Data entries

##############################

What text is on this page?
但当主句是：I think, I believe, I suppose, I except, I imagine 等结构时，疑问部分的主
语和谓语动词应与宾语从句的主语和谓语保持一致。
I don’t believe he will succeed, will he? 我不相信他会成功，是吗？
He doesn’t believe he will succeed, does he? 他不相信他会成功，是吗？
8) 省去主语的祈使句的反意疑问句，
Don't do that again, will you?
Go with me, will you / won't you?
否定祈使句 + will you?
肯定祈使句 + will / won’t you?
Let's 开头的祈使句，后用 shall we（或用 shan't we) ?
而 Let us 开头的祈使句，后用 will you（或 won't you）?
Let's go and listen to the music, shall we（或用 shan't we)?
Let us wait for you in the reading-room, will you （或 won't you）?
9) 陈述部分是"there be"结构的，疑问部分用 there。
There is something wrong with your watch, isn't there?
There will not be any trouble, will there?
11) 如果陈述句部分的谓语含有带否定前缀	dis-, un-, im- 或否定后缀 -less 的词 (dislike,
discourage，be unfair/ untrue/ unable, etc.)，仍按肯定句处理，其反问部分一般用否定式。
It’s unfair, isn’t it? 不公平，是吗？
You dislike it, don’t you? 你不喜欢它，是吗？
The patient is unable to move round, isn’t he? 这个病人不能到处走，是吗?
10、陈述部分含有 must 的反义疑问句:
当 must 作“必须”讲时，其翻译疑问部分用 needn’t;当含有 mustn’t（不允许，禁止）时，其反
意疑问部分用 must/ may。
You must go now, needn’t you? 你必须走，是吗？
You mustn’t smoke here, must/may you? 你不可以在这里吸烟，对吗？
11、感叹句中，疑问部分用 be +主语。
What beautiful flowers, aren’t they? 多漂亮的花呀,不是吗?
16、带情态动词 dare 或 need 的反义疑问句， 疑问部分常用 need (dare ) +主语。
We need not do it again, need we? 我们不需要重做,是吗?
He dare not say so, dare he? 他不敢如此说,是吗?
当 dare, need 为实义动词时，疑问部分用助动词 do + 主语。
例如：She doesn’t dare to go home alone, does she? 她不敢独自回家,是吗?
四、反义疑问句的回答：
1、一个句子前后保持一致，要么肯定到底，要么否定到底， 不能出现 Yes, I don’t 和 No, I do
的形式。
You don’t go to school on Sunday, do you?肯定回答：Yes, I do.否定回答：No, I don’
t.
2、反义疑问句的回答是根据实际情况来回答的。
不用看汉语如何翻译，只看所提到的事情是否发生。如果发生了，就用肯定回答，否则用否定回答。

##############################

## Request
Write out the records shown above, exactly as they appear.

## Problem solution
What text is on this page?
但当主句是：I think, I believe, I suppose, I except, I imagine 等结构时，疑问部分的主
语和谓语动词应与宾语从句的主语和谓语保持一致。
I don’t believe he will succeed, will he? 我不相信他会成功，是吗？
He doesn’t believe he will succeed, does he? 他不相信他会成功，是吗？
8) 省去主语的祈使句的反意疑问句，
Don't do that again, will you?
Go with me, will you / won't you?
否定祈使句 + will you?
肯定祈使句 + will / won’t you?
Let's 开头的祈使句，后用 shall we（或用 shan't we) ?
而 Let us 开头的祈使句，后用 will you（或 won't you）?
Let's go and listen to the music, shall we（或用 shan't we)?
Let us wait for you in the reading-room, will you （或 won't you）?
9) 陈述部分是"there be"结构的，疑问部分用 there。
There is something wrong with your watch, isn't there?
There will not be any trouble, will there?
11) 如果陈述句部分的谓语含有带否定前缀	dis-, un-, im- 或否定后缀 -less 的词 (dislike,
discourage，be unfair/ untrue/ unable, etc.)，仍按肯定句处理，其反问部分一般用否定式。
It’s unfair, isn’t it? 不公平，是吗？
You dislike it, don’t you? 你不喜欢它，是吗？
The patient is unable to move round, isn’t he? 这个病人不能到处走，是吗?
10、陈述部分含有 must 的反义疑问句:
当 must 作“必须”讲时，其翻译疑问部分用 needn’t;当含有 mustn’t（不允许，禁止）时，其反
意疑问部分用 must/ may。
You must go now, needn’t you? 你必须走，是吗？
You mustn’t smoke here, must/may you? 你不可以在这里吸烟，对吗？
11、感叹句中，疑问部分用 be +主语。
What beautiful flowers, aren’t they? 多漂亮的花呀,不是吗?
16、带情态动词 dare 或 need 的反义疑问句， 疑问部分常用 need (dare ) +主语。
We need not do it again, need we? 我们不需要重做,是吗?
He dare not say so, dare he? 他不敢如此说,是吗?
当 dare, need 为实义动词时，疑问部分用助动词 do + 主语。
例如：She doesn’t dare to go home alone, does she? 她不敢独自回家,是吗?
四、反义疑问句的回答：
1、一个句子前后保持一致，要么肯定到底，要么否定到底， 不能出现 Yes, I don’t 和 No, I do
的形式。
You don’t go to school on Sunday, do you?肯定回答：Yes, I do.否定回答：No, I don’
t.
2、反义疑问句的回答是根据实际情况来回答的。
不用看汉语如何翻译，只看所提到的事情是否发生。如果发生了，就用肯定回答，否则用否定回答。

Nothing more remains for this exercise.